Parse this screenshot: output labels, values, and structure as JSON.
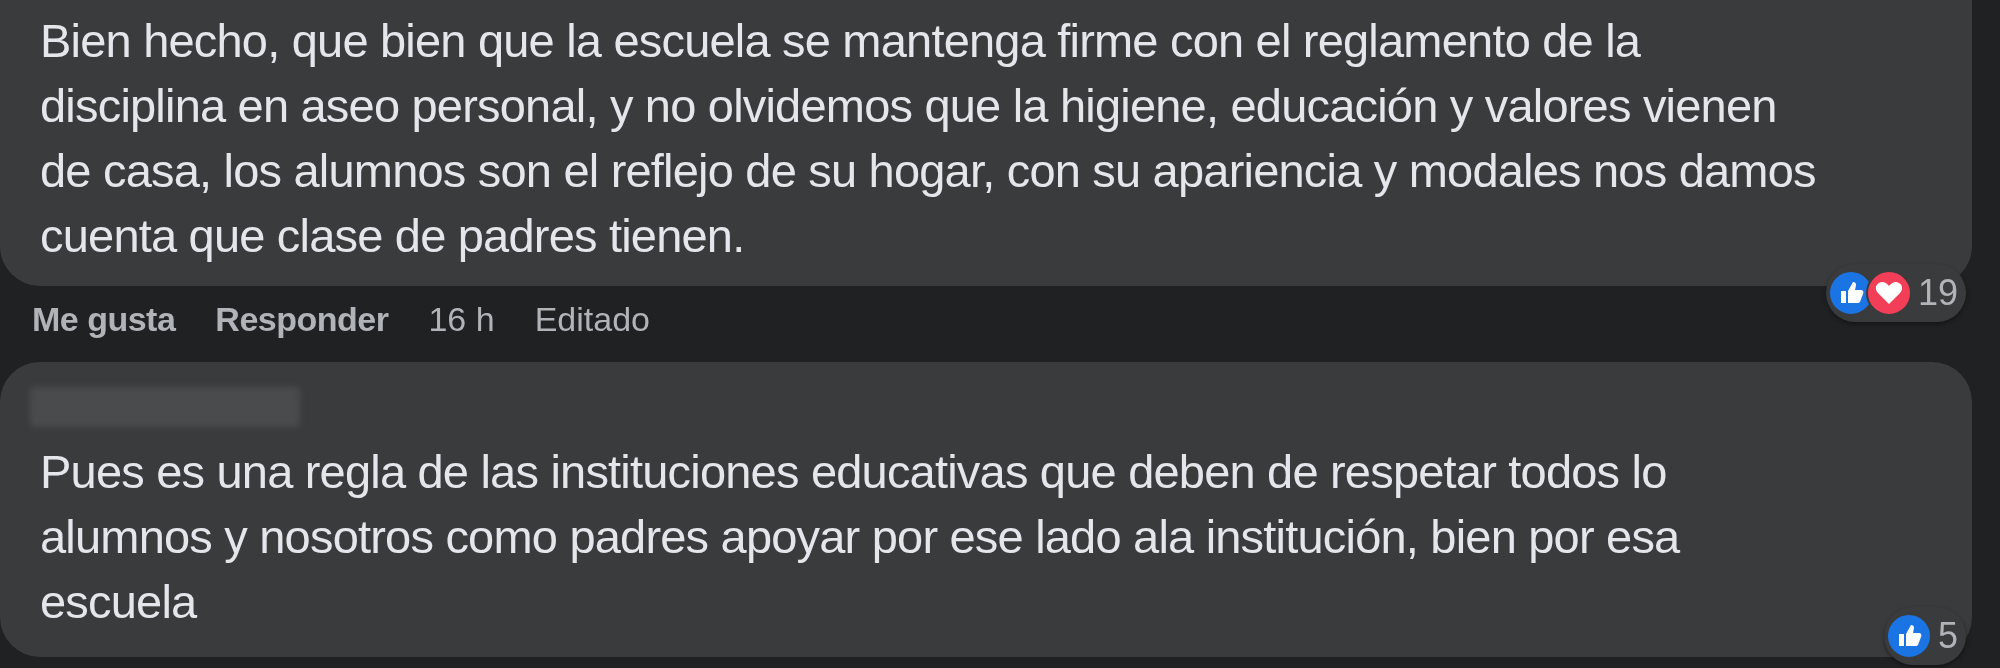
{
  "comments": [
    {
      "lines": [
        "Bien hecho, que bien que la escuela se mantenga firme con el reglamento de la",
        "disciplina en aseo personal, y no olvidemos que la higiene, educación y valores vienen",
        "de casa, los alumnos son el reflejo de su hogar, con su apariencia y modales nos damos",
        "cuenta que clase de padres tienen."
      ],
      "reactions": [
        {
          "kind": "like"
        },
        {
          "kind": "love"
        }
      ],
      "reaction_count": "19",
      "actions": [
        {
          "kind": "link",
          "text": "Me gusta"
        },
        {
          "kind": "link",
          "text": "Responder"
        },
        {
          "kind": "meta",
          "text": "16 h"
        },
        {
          "kind": "meta",
          "text": "Editado"
        }
      ],
      "top_cut": true
    },
    {
      "author_blurred": true,
      "lines": [
        "Pues es una regla de las instituciones educativas que deben de respetar todos lo",
        "alumnos y nosotros como padres apoyar por ese lado ala institución, bien por esa",
        "escuela"
      ],
      "reactions": [
        {
          "kind": "like"
        }
      ],
      "reaction_count": "5"
    }
  ]
}
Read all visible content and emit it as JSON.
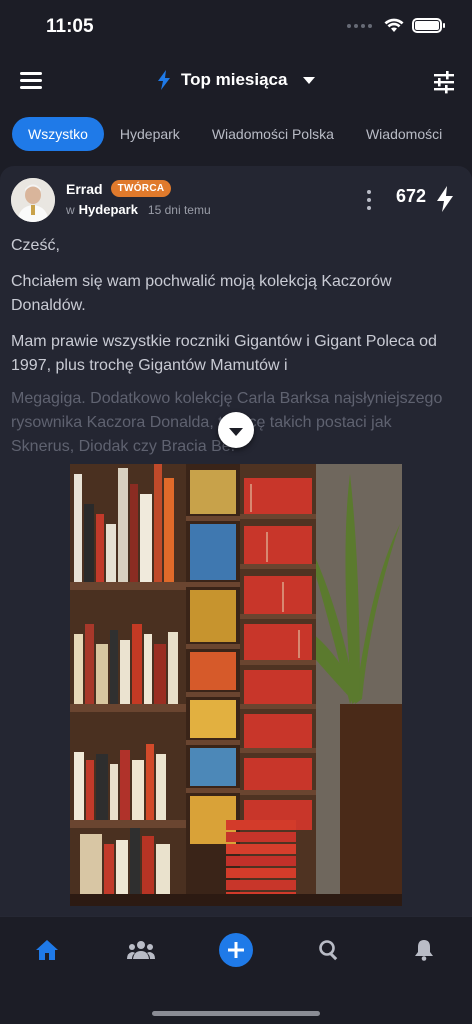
{
  "status": {
    "time": "11:05"
  },
  "header": {
    "title": "Top miesiąca"
  },
  "tabs": [
    {
      "label": "Wszystko",
      "active": true
    },
    {
      "label": "Hydepark",
      "active": false
    },
    {
      "label": "Wiadomości Polska",
      "active": false
    },
    {
      "label": "Wiadomości",
      "active": false
    }
  ],
  "post": {
    "author": "Errad",
    "badge": "TWÓRCA",
    "prefix": "w",
    "community": "Hydepark",
    "time_ago": "15 dni temu",
    "score": "672",
    "paragraphs": [
      "Cześć,",
      "Chciałem się wam pochwalić moją kolekcją Kaczorów Donaldów.",
      "Mam prawie wszystkie roczniki Gigantów i Gigant Poleca od 1997, plus trochę Gigantów Mamutów i"
    ],
    "faded_text": "Megagiga. Dodatkowo kolekcję Carla Barksa najsłyniejszego rysownika Kaczora Donalda, twórcę takich postaci jak Sknerus, Diodak czy Bracia Be."
  },
  "colors": {
    "accent": "#1f7ae8",
    "badge": "#e07a2c",
    "background": "#1c1d26",
    "card": "#242632"
  },
  "icons": {
    "menu": "hamburger-icon",
    "bolt": "bolt-icon",
    "filter": "sliders-icon",
    "home": "home-icon",
    "people": "people-icon",
    "add": "plus-icon",
    "search": "search-icon",
    "bell": "bell-icon"
  }
}
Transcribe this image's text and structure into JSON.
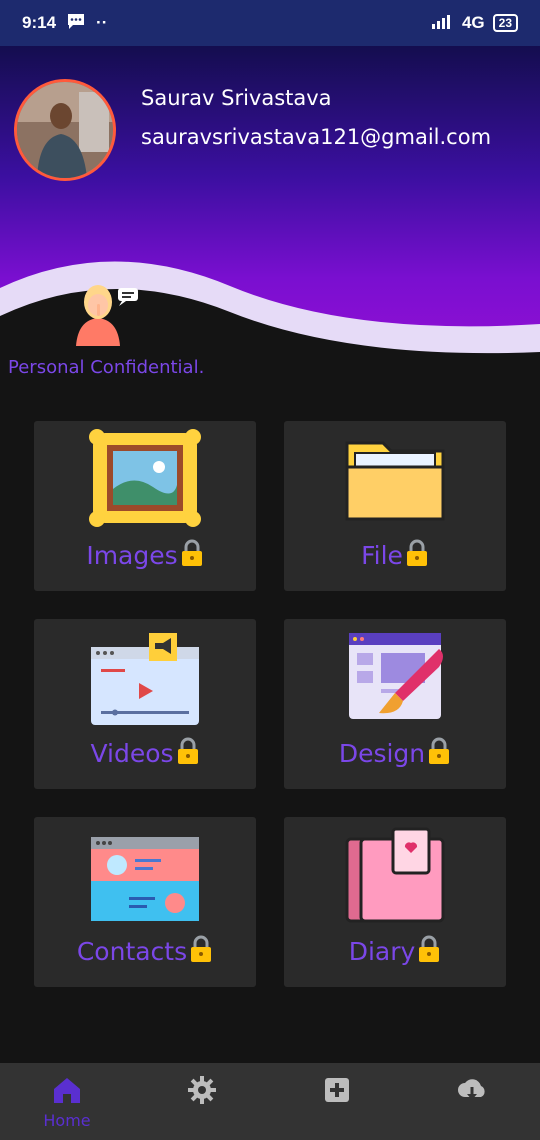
{
  "status_bar": {
    "time": "9:14",
    "network": "4G",
    "battery": "23"
  },
  "profile": {
    "name": "Saurav Srivastava",
    "email": "sauravsrivastava121@gmail.com"
  },
  "banner": {
    "label": "Personal Confidential."
  },
  "cards": [
    {
      "label": "Images",
      "icon": "picture-frame-icon"
    },
    {
      "label": "File",
      "icon": "folder-icon"
    },
    {
      "label": "Videos",
      "icon": "video-player-icon"
    },
    {
      "label": "Design",
      "icon": "design-brush-icon"
    },
    {
      "label": "Contacts",
      "icon": "contacts-card-icon"
    },
    {
      "label": "Diary",
      "icon": "diary-icon"
    }
  ],
  "bottom_nav": [
    {
      "label": "Home",
      "icon": "home-icon",
      "active": true
    },
    {
      "label": "",
      "icon": "settings-gear-icon"
    },
    {
      "label": "",
      "icon": "add-square-icon"
    },
    {
      "label": "",
      "icon": "cloud-download-icon"
    }
  ],
  "colors": {
    "accent": "#7b47e8",
    "card_bg": "#2a2a2a",
    "nav_active": "#5a2fd0"
  }
}
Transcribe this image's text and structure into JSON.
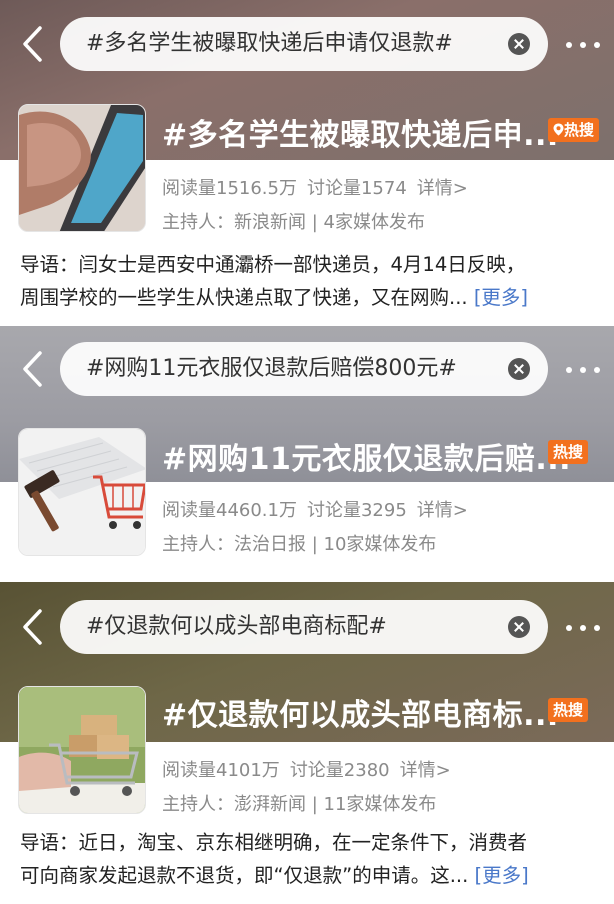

-------------------------

● WHAT THE TASK REQUIRES:
Take the records above and transcribe them exactly, dropping every picture.

● FULL OUTPUT:
Parse this screenshot: output labels, values, and structure as JSON.
{
  "comments": [
    {
      "lines": [
        "Bien hecho, que bien que la escuela se mantenga firme con el reglamento de la",
        "disciplina en aseo personal, y no olvidemos que la higiene, educación y valores vienen",
        "de casa, los alumnos son el reflejo de su hogar, con su apariencia y modales nos damos",
        "cuenta que clase de padres tienen."
      ],
      "reactions": [
        {
          "kind": "like"
        },
        {
          "kind": "love"
        }
      ],
      "reaction_count": "19",
      "actions": [
        {
          "kind": "link",
          "text": "Me gusta"
        },
        {
          "kind": "link",
          "text": "Responder"
        },
        {
          "kind": "meta",
          "text": "16 h"
        },
        {
          "kind": "meta",
          "text": "Editado"
        }
      ],
      "top_cut": true
    },
    {
      "author_blurred": true,
      "lines": [
        "Pues es una regla de las instituciones educativas que deben de respetar todos lo",
        "alumnos y nosotros como padres apoyar por ese lado ala institución, bien por esa",
        "escuela"
      ],
      "reactions": [
        {
          "kind": "like"
        }
      ],
      "reaction_count": "5"
    }
  ]
}
Read all visible content and emit it as JSON.
{
  "status": {
    "time": "11:05"
  },
  "header": {
    "title": "Top miesiąca"
  },
  "tabs": [
    {
      "label": "Wszystko",
      "active": true
    },
    {
      "label": "Hydepark",
      "active": false
    },
    {
      "label": "Wiadomości Polska",
      "active": false
    },
    {
      "label": "Wiadomości",
      "active": false
    }
  ],
  "post": {
    "author": "Errad",
    "badge": "TWÓRCA",
    "prefix": "w",
    "community": "Hydepark",
    "time_ago": "15 dni temu",
    "score": "672",
    "paragraphs": [
      "Cześć,",
      "Chciałem się wam pochwalić moją kolekcją Kaczorów Donaldów.",
      "Mam prawie wszystkie roczniki Gigantów i Gigant Poleca od 1997, plus trochę Gigantów Mamutów i"
    ],
    "faded_text": "Megagiga. Dodatkowo kolekcję Carla Barksa najsłyniejszego rysownika Kaczora Donalda, twórcę takich postaci jak Sknerus, Diodak czy Bracia Be."
  },
  "colors": {
    "accent": "#1f7ae8",
    "badge": "#e07a2c",
    "background": "#1c1d26",
    "card": "#242632"
  },
  "icons": {
    "menu": "hamburger-icon",
    "bolt": "bolt-icon",
    "filter": "sliders-icon",
    "home": "home-icon",
    "people": "people-icon",
    "add": "plus-icon",
    "search": "search-icon",
    "bell": "bell-icon"
  }
}
Transcribe this image's text and structure into JSON.
{
  "status_bar": {
    "time": "9:14",
    "network": "4G",
    "battery": "23"
  },
  "profile": {
    "name": "Saurav Srivastava",
    "email": "sauravsrivastava121@gmail.com"
  },
  "banner": {
    "label": "Personal Confidential."
  },
  "cards": [
    {
      "label": "Images",
      "icon": "picture-frame-icon"
    },
    {
      "label": "File",
      "icon": "folder-icon"
    },
    {
      "label": "Videos",
      "icon": "video-player-icon"
    },
    {
      "label": "Design",
      "icon": "design-brush-icon"
    },
    {
      "label": "Contacts",
      "icon": "contacts-card-icon"
    },
    {
      "label": "Diary",
      "icon": "diary-icon"
    }
  ],
  "bottom_nav": [
    {
      "label": "Home",
      "icon": "home-icon",
      "active": true
    },
    {
      "label": "",
      "icon": "settings-gear-icon"
    },
    {
      "label": "",
      "icon": "add-square-icon"
    },
    {
      "label": "",
      "icon": "cloud-download-icon"
    }
  ],
  "colors": {
    "accent": "#7b47e8",
    "card_bg": "#2a2a2a",
    "nav_active": "#5a2fd0"
  }
}
Transcribe this image's text and structure into JSON.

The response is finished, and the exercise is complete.